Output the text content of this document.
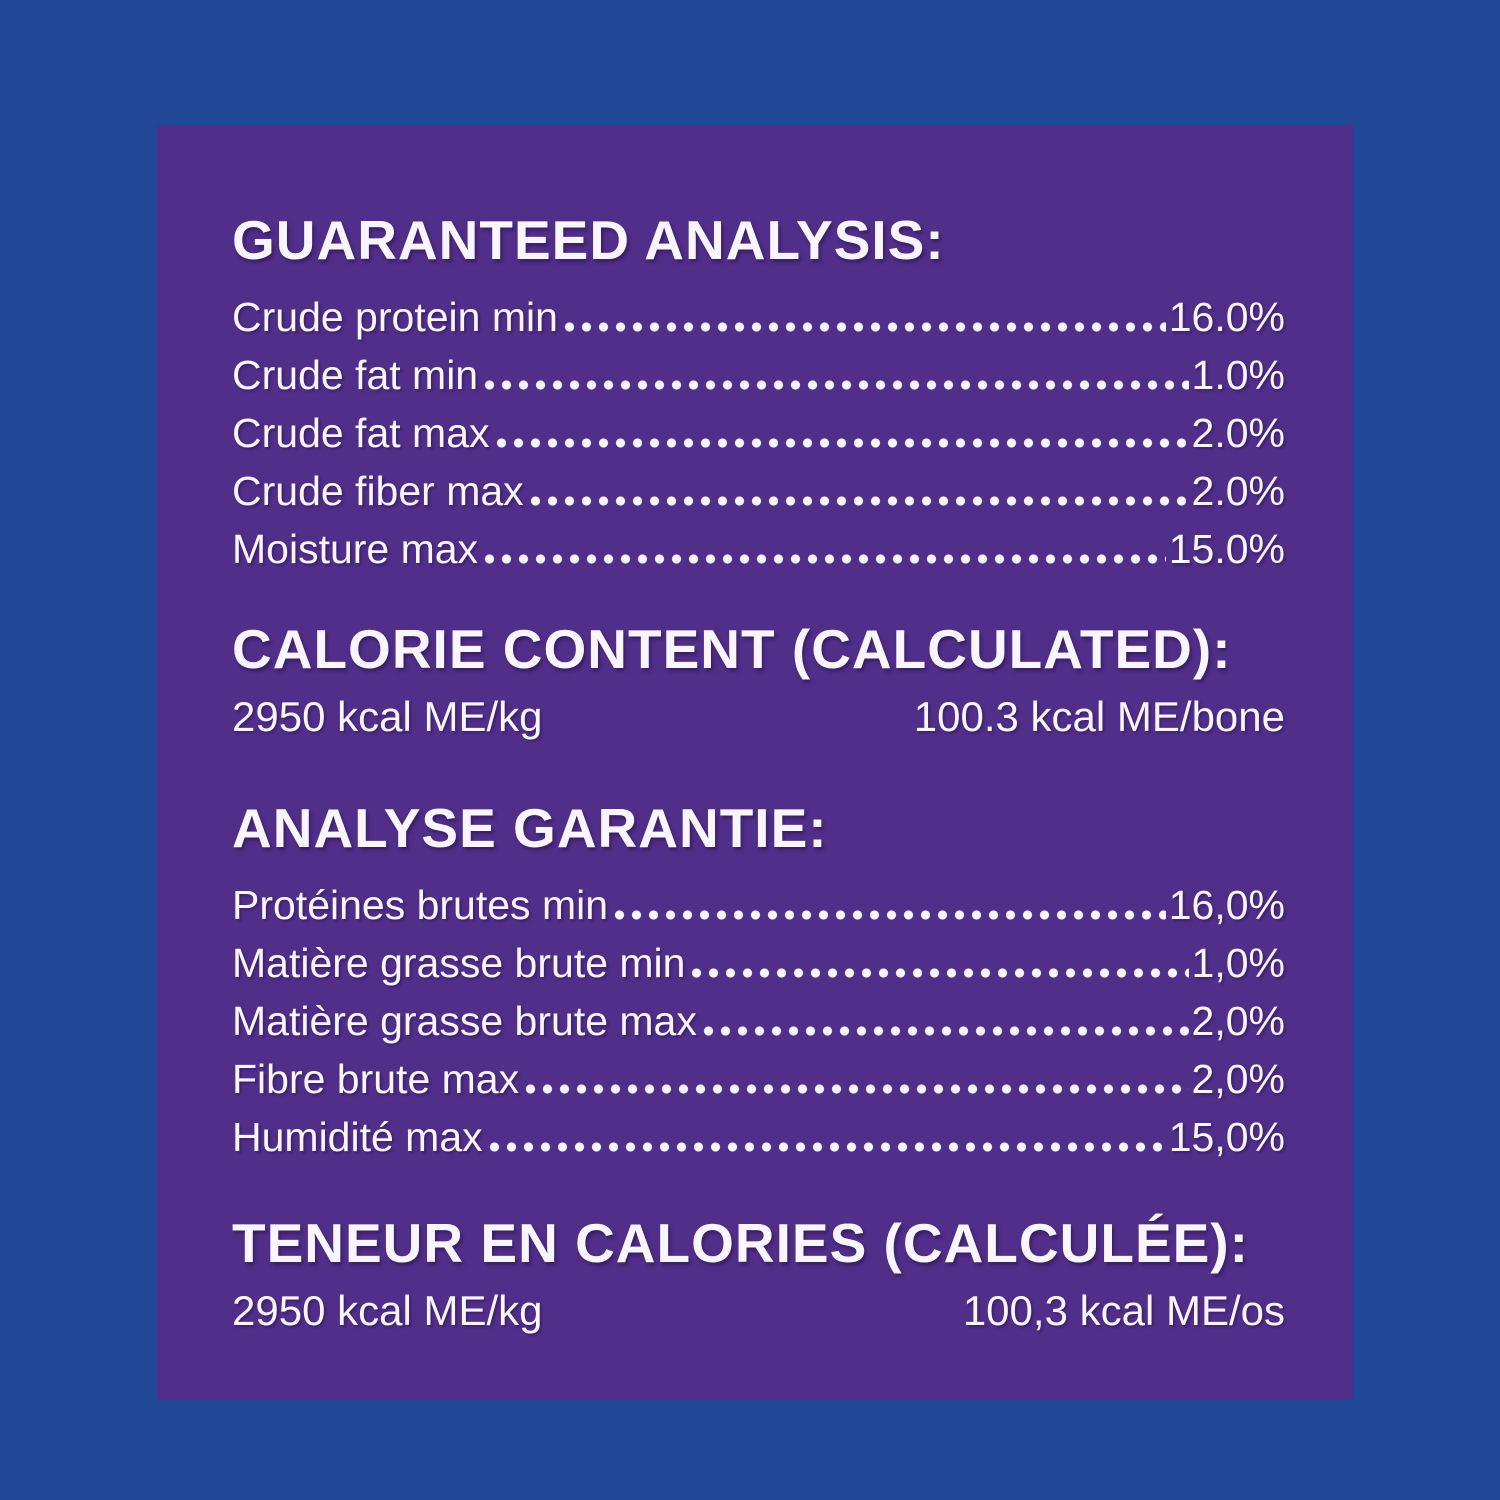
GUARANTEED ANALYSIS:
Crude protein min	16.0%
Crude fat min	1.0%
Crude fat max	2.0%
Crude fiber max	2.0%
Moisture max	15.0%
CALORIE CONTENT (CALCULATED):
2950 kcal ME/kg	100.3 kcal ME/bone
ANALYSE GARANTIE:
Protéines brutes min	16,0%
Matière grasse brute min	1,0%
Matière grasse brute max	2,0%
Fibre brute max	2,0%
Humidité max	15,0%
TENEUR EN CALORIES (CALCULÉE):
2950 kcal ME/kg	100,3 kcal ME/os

======

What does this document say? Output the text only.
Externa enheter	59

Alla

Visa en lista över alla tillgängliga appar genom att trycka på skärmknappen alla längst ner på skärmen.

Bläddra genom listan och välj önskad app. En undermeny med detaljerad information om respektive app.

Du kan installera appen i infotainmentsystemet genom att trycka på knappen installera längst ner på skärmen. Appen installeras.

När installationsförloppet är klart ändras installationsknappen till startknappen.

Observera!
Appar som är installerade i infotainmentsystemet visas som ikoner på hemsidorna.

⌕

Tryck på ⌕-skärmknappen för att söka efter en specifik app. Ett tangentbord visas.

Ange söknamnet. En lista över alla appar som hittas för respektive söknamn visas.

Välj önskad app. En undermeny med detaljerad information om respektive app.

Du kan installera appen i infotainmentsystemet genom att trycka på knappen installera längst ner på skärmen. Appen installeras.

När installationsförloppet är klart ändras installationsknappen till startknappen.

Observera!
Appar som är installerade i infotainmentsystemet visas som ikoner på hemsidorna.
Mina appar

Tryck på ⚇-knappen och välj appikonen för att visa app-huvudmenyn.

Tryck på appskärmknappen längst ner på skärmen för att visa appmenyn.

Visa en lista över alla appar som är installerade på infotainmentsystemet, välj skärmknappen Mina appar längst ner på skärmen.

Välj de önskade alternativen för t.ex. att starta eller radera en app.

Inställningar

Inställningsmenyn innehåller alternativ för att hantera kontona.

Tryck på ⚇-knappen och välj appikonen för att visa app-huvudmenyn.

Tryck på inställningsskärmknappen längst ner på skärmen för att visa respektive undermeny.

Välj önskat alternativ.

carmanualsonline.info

======

◆ Exercise
For every line above in which the string "Crude" appears, add one; please give the final count and nothing else.

◆ Exercise answer
4